Dataset items:
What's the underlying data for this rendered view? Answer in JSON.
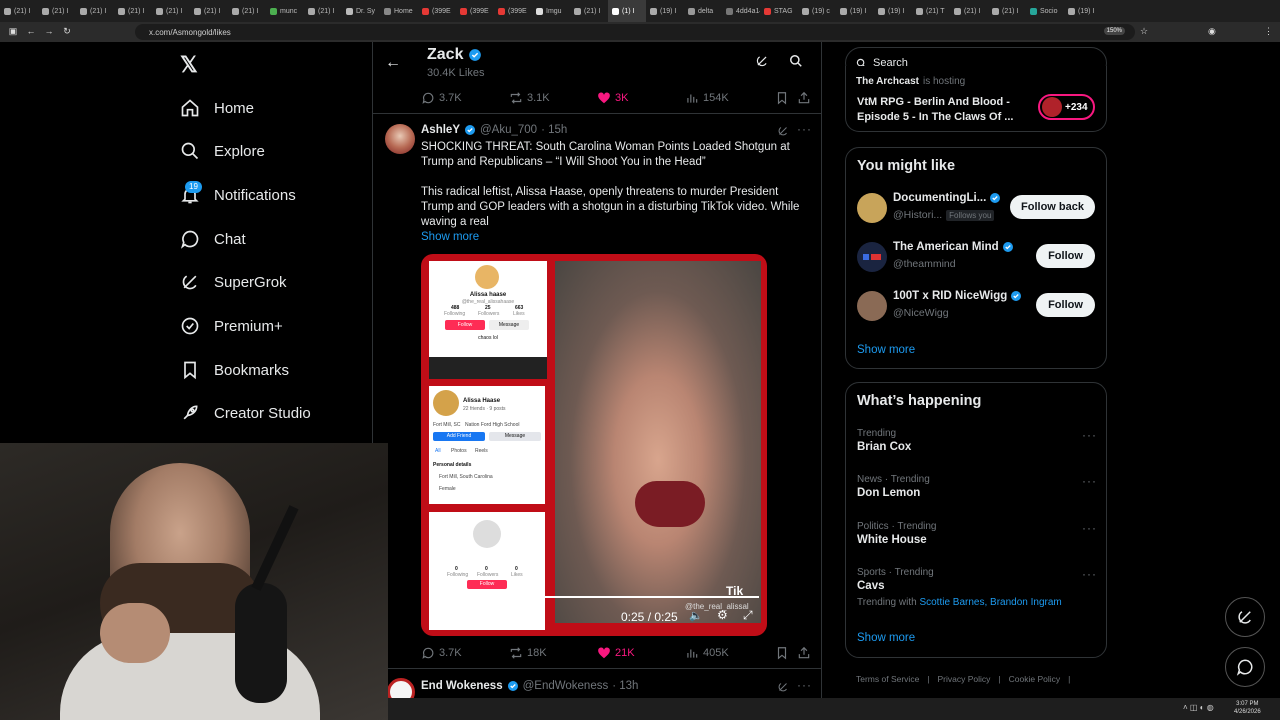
{
  "browser": {
    "tabs": [
      "(21) I",
      "(21) I",
      "(21) I",
      "(21) I",
      "(21) I",
      "(21) I",
      "(21) I",
      "munc",
      "(21) I",
      "Dr. Sy",
      "Home",
      "(399E",
      "(399E",
      "(399E",
      "Imgu",
      "(21) I",
      "(1) I",
      "(19) I",
      "delta",
      "4dd4a14",
      "STAG",
      "(19) c",
      "(19) I",
      "(19) I",
      "(21) T",
      "(21) I",
      "(21) I",
      "Socio",
      "(19) I"
    ],
    "tab_colors": [
      "#aaa",
      "#aaa",
      "#aaa",
      "#aaa",
      "#aaa",
      "#aaa",
      "#aaa",
      "#4caf50",
      "#aaa",
      "#bbb",
      "#888",
      "#e53935",
      "#e53935",
      "#e53935",
      "#ddd",
      "#aaa",
      "#fff",
      "#aaa",
      "#999",
      "#777",
      "#e53935",
      "#aaa",
      "#aaa",
      "#aaa",
      "#aaa",
      "#aaa",
      "#aaa",
      "#26a69a",
      "#aaa"
    ],
    "url": "x.com/Asmongold/likes",
    "zoom": "150%"
  },
  "nav": {
    "home": "Home",
    "explore": "Explore",
    "notifications": "Notifications",
    "notifications_badge": "19",
    "chat": "Chat",
    "supergrok": "SuperGrok",
    "premium": "Premium+",
    "bookmarks": "Bookmarks",
    "creator_studio": "Creator Studio"
  },
  "profile": {
    "name": "Zack",
    "subtitle": "30.4K Likes"
  },
  "prev_post_actions": {
    "replies": "3.7K",
    "reposts": "3.1K",
    "likes": "3K",
    "views": "154K"
  },
  "post": {
    "author": "AshleY",
    "handle": "@Aku_700",
    "time": "· 15h",
    "line1": "SHOCKING THREAT: South Carolina Woman Points Loaded Shotgun at Trump and Republicans – “I Will Shoot You in the Head”",
    "line2": "This radical leftist, Alissa Haase, openly threatens to murder President Trump and GOP leaders with a shotgun in a disturbing TikTok video. While waving a real",
    "show_more": "Show more",
    "video_time": "0:25 / 0:25",
    "video_watermark": "Tik",
    "video_handle": "@the_real_alissal",
    "tiktok_panel": {
      "name": "Alissa haase",
      "handle": "@the_real_alissahaase",
      "following": "488",
      "following_label": "Following",
      "followers": "25",
      "followers_label": "Followers",
      "likes": "663",
      "likes_label": "Likes",
      "follow": "Follow",
      "message": "Message",
      "bio": "chaos lol"
    },
    "fb_panel": {
      "name": "Alissa Haase",
      "sub": "22 friends · 9 posts",
      "loc1": "Fort Mill, SC",
      "loc2": "Nation Ford High School",
      "add": "Add Friend",
      "msg": "Message",
      "tabs": [
        "All",
        "Photos",
        "Reels"
      ],
      "details": "Personal details",
      "detail1": "Fort Mill, South Carolina",
      "detail2": "Female"
    },
    "empty_panel": {
      "following": "0",
      "followers": "0",
      "likes": "0",
      "following_label": "Following",
      "followers_label": "Followers",
      "likes_label": "Likes",
      "follow": "Follow"
    },
    "actions": {
      "replies": "3.7K",
      "reposts": "18K",
      "likes": "21K",
      "views": "405K"
    }
  },
  "next_post": {
    "author": "End Wokeness",
    "handle": "@EndWokeness",
    "time": "· 13h"
  },
  "search": {
    "placeholder": "Search"
  },
  "spaces": {
    "host": "The Archcast",
    "host_status": "is hosting",
    "title": "VtM RPG - Berlin And Blood - Episode 5 - In The Claws Of ...",
    "listeners": "+234"
  },
  "might_like": {
    "title": "You might like",
    "people": [
      {
        "name": "DocumentingLi...",
        "handle": "@Histori...",
        "tag": "Follows you",
        "button": "Follow back",
        "avatar": "#c8a45a"
      },
      {
        "name": "The American Mind",
        "handle": "@theammind",
        "tag": "",
        "button": "Follow",
        "avatar": "#1a2440"
      },
      {
        "name": "100T x RID NiceWigg",
        "handle": "@NiceWigg",
        "tag": "",
        "button": "Follow",
        "avatar": "#8a6a55"
      }
    ],
    "show_more": "Show more"
  },
  "happening": {
    "title": "What’s happening",
    "trends": [
      {
        "context": "Trending",
        "name": "Brian Cox",
        "extra": ""
      },
      {
        "context": "News · Trending",
        "name": "Don Lemon",
        "extra": ""
      },
      {
        "context": "Politics · Trending",
        "name": "White House",
        "extra": ""
      },
      {
        "context": "Sports · Trending",
        "name": "Cavs",
        "extra": "Trending with",
        "links": "Scottie Barnes, Brandon Ingram"
      }
    ],
    "show_more": "Show more"
  },
  "footer": {
    "terms": "Terms of Service",
    "privacy": "Privacy Policy",
    "cookie": "Cookie Policy"
  },
  "taskbar": {
    "time": "3:07 PM",
    "date": "4/26/2026"
  },
  "colors": {
    "accent": "#1d9bf0",
    "like": "#f91880",
    "video_border": "#d0101a"
  }
}
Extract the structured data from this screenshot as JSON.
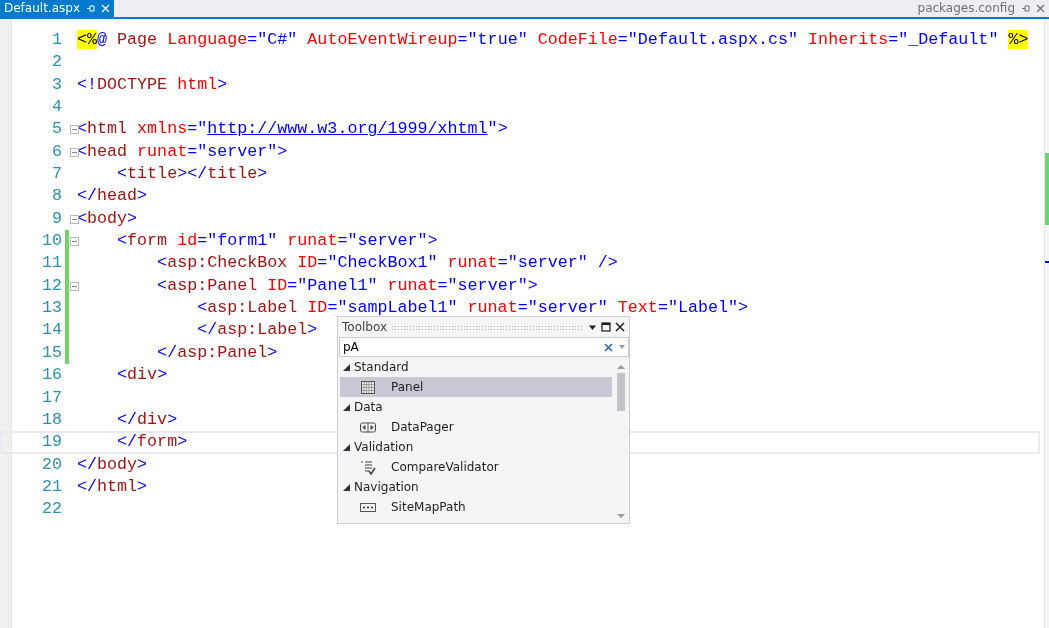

INSTRUCTIONS FOR THE TASK
Every record must be copied exactly, with images dropped from the result.

COMPLETED TASK
What's the underlying data for this rendered view? Answer in JSON.
{
  "browser": {
    "tabs": [
      "(21) I",
      "(21) I",
      "(21) I",
      "(21) I",
      "(21) I",
      "(21) I",
      "(21) I",
      "munc",
      "(21) I",
      "Dr. Sy",
      "Home",
      "(399E",
      "(399E",
      "(399E",
      "Imgu",
      "(21) I",
      "(1) I",
      "(19) I",
      "delta",
      "4dd4a14",
      "STAG",
      "(19) c",
      "(19) I",
      "(19) I",
      "(21) T",
      "(21) I",
      "(21) I",
      "Socio",
      "(19) I"
    ],
    "tab_colors": [
      "#aaa",
      "#aaa",
      "#aaa",
      "#aaa",
      "#aaa",
      "#aaa",
      "#aaa",
      "#4caf50",
      "#aaa",
      "#bbb",
      "#888",
      "#e53935",
      "#e53935",
      "#e53935",
      "#ddd",
      "#aaa",
      "#fff",
      "#aaa",
      "#999",
      "#777",
      "#e53935",
      "#aaa",
      "#aaa",
      "#aaa",
      "#aaa",
      "#aaa",
      "#aaa",
      "#26a69a",
      "#aaa"
    ],
    "url": "x.com/Asmongold/likes",
    "zoom": "150%"
  },
  "nav": {
    "home": "Home",
    "explore": "Explore",
    "notifications": "Notifications",
    "notifications_badge": "19",
    "chat": "Chat",
    "supergrok": "SuperGrok",
    "premium": "Premium+",
    "bookmarks": "Bookmarks",
    "creator_studio": "Creator Studio"
  },
  "profile": {
    "name": "Zack",
    "subtitle": "30.4K Likes"
  },
  "prev_post_actions": {
    "replies": "3.7K",
    "reposts": "3.1K",
    "likes": "3K",
    "views": "154K"
  },
  "post": {
    "author": "AshleY",
    "handle": "@Aku_700",
    "time": "· 15h",
    "line1": "SHOCKING THREAT: South Carolina Woman Points Loaded Shotgun at Trump and Republicans – “I Will Shoot You in the Head”",
    "line2": "This radical leftist, Alissa Haase, openly threatens to murder President Trump and GOP leaders with a shotgun in a disturbing TikTok video. While waving a real",
    "show_more": "Show more",
    "video_time": "0:25 / 0:25",
    "video_watermark": "Tik",
    "video_handle": "@the_real_alissal",
    "tiktok_panel": {
      "name": "Alissa haase",
      "handle": "@the_real_alissahaase",
      "following": "488",
      "following_label": "Following",
      "followers": "25",
      "followers_label": "Followers",
      "likes": "663",
      "likes_label": "Likes",
      "follow": "Follow",
      "message": "Message",
      "bio": "chaos lol"
    },
    "fb_panel": {
      "name": "Alissa Haase",
      "sub": "22 friends · 9 posts",
      "loc1": "Fort Mill, SC",
      "loc2": "Nation Ford High School",
      "add": "Add Friend",
      "msg": "Message",
      "tabs": [
        "All",
        "Photos",
        "Reels"
      ],
      "details": "Personal details",
      "detail1": "Fort Mill, South Carolina",
      "detail2": "Female"
    },
    "empty_panel": {
      "following": "0",
      "followers": "0",
      "likes": "0",
      "following_label": "Following",
      "followers_label": "Followers",
      "likes_label": "Likes",
      "follow": "Follow"
    },
    "actions": {
      "replies": "3.7K",
      "reposts": "18K",
      "likes": "21K",
      "views": "405K"
    }
  },
  "next_post": {
    "author": "End Wokeness",
    "handle": "@EndWokeness",
    "time": "· 13h"
  },
  "search": {
    "placeholder": "Search"
  },
  "spaces": {
    "host": "The Archcast",
    "host_status": "is hosting",
    "title": "VtM RPG - Berlin And Blood - Episode 5 - In The Claws Of ...",
    "listeners": "+234"
  },
  "might_like": {
    "title": "You might like",
    "people": [
      {
        "name": "DocumentingLi...",
        "handle": "@Histori...",
        "tag": "Follows you",
        "button": "Follow back",
        "avatar": "#c8a45a"
      },
      {
        "name": "The American Mind",
        "handle": "@theammind",
        "tag": "",
        "button": "Follow",
        "avatar": "#1a2440"
      },
      {
        "name": "100T x RID NiceWigg",
        "handle": "@NiceWigg",
        "tag": "",
        "button": "Follow",
        "avatar": "#8a6a55"
      }
    ],
    "show_more": "Show more"
  },
  "happening": {
    "title": "What’s happening",
    "trends": [
      {
        "context": "Trending",
        "name": "Brian Cox",
        "extra": ""
      },
      {
        "context": "News · Trending",
        "name": "Don Lemon",
        "extra": ""
      },
      {
        "context": "Politics · Trending",
        "name": "White House",
        "extra": ""
      },
      {
        "context": "Sports · Trending",
        "name": "Cavs",
        "extra": "Trending with",
        "links": "Scottie Barnes, Brandon Ingram"
      }
    ],
    "show_more": "Show more"
  },
  "footer": {
    "terms": "Terms of Service",
    "privacy": "Privacy Policy",
    "cookie": "Cookie Policy"
  },
  "taskbar": {
    "time": "3:07 PM",
    "date": "4/26/2026"
  },
  "colors": {
    "accent": "#1d9bf0",
    "like": "#f91880",
    "video_border": "#d0101a"
  }
}
Extract the structured data from this screenshot as JSON.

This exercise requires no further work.